Dataset entries
* * * *

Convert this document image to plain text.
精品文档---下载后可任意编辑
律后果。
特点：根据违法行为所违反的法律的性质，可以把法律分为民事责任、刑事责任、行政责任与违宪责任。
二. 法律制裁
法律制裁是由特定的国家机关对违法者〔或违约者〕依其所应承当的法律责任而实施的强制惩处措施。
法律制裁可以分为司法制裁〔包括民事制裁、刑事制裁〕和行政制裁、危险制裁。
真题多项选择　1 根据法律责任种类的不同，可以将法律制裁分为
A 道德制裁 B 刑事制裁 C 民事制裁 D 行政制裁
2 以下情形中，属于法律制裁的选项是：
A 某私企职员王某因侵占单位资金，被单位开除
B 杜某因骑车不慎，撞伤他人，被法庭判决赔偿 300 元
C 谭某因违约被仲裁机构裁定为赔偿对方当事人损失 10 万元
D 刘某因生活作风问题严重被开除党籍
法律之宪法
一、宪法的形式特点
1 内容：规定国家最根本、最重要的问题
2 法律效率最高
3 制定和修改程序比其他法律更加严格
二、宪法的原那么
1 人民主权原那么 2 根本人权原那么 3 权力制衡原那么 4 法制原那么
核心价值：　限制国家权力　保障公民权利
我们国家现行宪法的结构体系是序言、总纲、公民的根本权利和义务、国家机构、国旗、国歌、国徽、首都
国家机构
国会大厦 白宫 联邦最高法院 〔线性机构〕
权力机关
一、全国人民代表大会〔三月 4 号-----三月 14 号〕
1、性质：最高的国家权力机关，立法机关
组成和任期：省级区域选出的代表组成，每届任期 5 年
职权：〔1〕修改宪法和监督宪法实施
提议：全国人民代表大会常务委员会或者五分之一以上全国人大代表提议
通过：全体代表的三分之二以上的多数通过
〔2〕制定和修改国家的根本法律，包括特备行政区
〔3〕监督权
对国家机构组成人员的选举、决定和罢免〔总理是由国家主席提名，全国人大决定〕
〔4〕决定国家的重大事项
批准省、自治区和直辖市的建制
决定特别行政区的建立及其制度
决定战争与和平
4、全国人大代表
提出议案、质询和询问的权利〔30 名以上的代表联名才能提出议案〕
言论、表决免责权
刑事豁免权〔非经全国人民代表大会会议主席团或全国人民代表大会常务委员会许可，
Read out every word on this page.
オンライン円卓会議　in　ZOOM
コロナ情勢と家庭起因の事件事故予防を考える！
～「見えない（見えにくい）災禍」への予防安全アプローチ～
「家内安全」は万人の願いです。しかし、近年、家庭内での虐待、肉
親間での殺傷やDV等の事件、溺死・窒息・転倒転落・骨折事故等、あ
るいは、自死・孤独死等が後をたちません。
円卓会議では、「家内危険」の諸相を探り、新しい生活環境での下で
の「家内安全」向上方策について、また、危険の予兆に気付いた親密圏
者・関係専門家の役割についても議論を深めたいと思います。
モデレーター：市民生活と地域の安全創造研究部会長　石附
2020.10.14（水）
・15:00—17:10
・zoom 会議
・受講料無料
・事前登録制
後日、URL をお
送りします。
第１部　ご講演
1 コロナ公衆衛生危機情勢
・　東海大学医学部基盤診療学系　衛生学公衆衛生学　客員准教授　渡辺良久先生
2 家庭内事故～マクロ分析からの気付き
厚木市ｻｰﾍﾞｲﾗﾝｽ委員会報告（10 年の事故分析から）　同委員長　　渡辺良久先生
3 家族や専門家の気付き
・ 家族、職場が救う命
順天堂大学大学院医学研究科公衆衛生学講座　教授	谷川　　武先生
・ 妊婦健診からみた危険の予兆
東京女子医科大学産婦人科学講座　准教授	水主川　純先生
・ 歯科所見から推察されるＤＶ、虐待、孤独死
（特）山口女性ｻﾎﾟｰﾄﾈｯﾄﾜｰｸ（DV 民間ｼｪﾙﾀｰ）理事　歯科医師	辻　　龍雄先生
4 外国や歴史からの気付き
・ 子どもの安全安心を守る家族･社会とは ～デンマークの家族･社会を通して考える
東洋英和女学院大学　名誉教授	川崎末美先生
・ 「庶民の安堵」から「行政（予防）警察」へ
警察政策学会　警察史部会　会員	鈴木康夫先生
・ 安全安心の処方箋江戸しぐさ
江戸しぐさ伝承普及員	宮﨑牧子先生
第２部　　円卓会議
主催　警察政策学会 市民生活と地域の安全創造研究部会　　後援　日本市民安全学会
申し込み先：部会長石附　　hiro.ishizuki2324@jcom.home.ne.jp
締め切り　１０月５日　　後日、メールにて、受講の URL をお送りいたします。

* * * *

**DIRECTIVE:**
Begin with the line that contains "Read out every word on this page." and set down each line exactly until the records above end, including the final line.

**RESULT:**
Read out every word on this page.
オンライン円卓会議　in　ZOOM
コロナ情勢と家庭起因の事件事故予防を考える！
～「見えない（見えにくい）災禍」への予防安全アプローチ～
「家内安全」は万人の願いです。しかし、近年、家庭内での虐待、肉
親間での殺傷やDV等の事件、溺死・窒息・転倒転落・骨折事故等、あ
るいは、自死・孤独死等が後をたちません。
円卓会議では、「家内危険」の諸相を探り、新しい生活環境での下で
の「家内安全」向上方策について、また、危険の予兆に気付いた親密圏
者・関係専門家の役割についても議論を深めたいと思います。
モデレーター：市民生活と地域の安全創造研究部会長　石附
2020.10.14（水）
・15:00—17:10
・zoom 会議
・受講料無料
・事前登録制
後日、URL をお
送りします。
第１部　ご講演
1 コロナ公衆衛生危機情勢
・　東海大学医学部基盤診療学系　衛生学公衆衛生学　客員准教授　渡辺良久先生
2 家庭内事故～マクロ分析からの気付き
厚木市ｻｰﾍﾞｲﾗﾝｽ委員会報告（10 年の事故分析から）　同委員長　　渡辺良久先生
3 家族や専門家の気付き
・ 家族、職場が救う命
順天堂大学大学院医学研究科公衆衛生学講座　教授	谷川　　武先生
・ 妊婦健診からみた危険の予兆
東京女子医科大学産婦人科学講座　准教授	水主川　純先生
・ 歯科所見から推察されるＤＶ、虐待、孤独死
（特）山口女性ｻﾎﾟｰﾄﾈｯﾄﾜｰｸ（DV 民間ｼｪﾙﾀｰ）理事　歯科医師	辻　　龍雄先生
4 外国や歴史からの気付き
・ 子どもの安全安心を守る家族･社会とは ～デンマークの家族･社会を通して考える
東洋英和女学院大学　名誉教授	川崎末美先生
・ 「庶民の安堵」から「行政（予防）警察」へ
警察政策学会　警察史部会　会員	鈴木康夫先生
・ 安全安心の処方箋江戸しぐさ
江戸しぐさ伝承普及員	宮﨑牧子先生
第２部　　円卓会議
主催　警察政策学会 市民生活と地域の安全創造研究部会　　後援　日本市民安全学会
申し込み先：部会長石附　　hiro.ishizuki2324@jcom.home.ne.jp
締め切り　１０月５日　　後日、メールにて、受講の URL をお送りいたします。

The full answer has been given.